- Problem statement
Work out how many lines of the material below mention the word "反对内省"; reply with the number only.

───── Extracted material ─────

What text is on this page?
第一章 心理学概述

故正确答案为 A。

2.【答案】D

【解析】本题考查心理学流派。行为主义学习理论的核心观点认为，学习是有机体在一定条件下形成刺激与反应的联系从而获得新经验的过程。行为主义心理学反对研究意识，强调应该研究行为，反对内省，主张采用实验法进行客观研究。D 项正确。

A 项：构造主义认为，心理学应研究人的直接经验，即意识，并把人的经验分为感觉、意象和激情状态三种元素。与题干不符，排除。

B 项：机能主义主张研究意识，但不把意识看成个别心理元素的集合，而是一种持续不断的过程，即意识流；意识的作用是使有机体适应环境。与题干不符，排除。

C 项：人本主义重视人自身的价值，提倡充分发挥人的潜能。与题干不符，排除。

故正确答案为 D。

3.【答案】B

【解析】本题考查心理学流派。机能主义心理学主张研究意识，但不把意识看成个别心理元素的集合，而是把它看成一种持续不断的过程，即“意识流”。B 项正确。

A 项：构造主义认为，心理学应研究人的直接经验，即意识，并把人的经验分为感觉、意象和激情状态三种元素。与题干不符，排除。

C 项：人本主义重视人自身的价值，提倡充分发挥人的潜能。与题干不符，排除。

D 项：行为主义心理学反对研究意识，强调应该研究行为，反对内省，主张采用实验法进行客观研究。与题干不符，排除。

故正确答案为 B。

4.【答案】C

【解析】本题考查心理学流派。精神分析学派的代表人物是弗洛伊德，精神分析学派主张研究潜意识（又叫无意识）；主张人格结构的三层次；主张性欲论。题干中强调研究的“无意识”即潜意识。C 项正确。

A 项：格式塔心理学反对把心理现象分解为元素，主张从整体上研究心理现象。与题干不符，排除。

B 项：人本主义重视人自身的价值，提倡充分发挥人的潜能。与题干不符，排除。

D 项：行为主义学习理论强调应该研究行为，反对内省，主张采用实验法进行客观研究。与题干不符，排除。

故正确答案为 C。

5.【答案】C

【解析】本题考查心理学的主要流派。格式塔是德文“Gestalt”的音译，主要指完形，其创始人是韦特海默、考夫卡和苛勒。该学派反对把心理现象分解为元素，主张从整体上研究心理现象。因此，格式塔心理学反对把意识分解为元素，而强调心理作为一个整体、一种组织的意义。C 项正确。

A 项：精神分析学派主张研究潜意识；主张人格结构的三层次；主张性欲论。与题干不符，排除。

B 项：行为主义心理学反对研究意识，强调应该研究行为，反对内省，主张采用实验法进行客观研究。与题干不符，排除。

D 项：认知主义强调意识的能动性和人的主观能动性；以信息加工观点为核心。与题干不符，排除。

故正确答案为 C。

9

─────

- Expected answer
4